To do: From the listing below, extract every line containing "color".

Records provided:
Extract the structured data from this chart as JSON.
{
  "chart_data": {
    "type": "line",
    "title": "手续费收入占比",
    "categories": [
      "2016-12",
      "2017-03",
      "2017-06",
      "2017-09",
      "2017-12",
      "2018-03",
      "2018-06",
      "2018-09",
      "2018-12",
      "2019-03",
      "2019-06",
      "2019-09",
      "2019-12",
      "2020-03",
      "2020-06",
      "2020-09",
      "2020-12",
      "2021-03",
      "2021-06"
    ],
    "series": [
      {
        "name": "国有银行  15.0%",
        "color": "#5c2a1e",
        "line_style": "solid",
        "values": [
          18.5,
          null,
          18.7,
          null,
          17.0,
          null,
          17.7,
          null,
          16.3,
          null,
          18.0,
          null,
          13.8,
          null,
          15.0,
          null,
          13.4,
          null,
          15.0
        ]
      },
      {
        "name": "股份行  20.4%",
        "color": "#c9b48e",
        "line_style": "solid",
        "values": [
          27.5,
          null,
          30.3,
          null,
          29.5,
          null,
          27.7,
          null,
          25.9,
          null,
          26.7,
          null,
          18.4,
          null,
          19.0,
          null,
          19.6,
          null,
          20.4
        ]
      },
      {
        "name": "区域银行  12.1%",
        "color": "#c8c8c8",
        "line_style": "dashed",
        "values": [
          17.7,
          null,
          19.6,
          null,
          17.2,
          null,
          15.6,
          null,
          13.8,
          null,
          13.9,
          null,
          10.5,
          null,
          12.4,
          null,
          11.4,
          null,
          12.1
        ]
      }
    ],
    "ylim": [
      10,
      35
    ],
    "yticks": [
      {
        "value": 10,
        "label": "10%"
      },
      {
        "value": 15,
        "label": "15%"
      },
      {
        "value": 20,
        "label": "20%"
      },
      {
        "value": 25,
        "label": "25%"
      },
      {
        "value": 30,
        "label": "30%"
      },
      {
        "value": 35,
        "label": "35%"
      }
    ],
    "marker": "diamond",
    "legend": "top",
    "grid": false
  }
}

Exercise solution:
        "color": "#5c2a1e",
        "color": "#c9b48e",
        "color": "#c8c8c8",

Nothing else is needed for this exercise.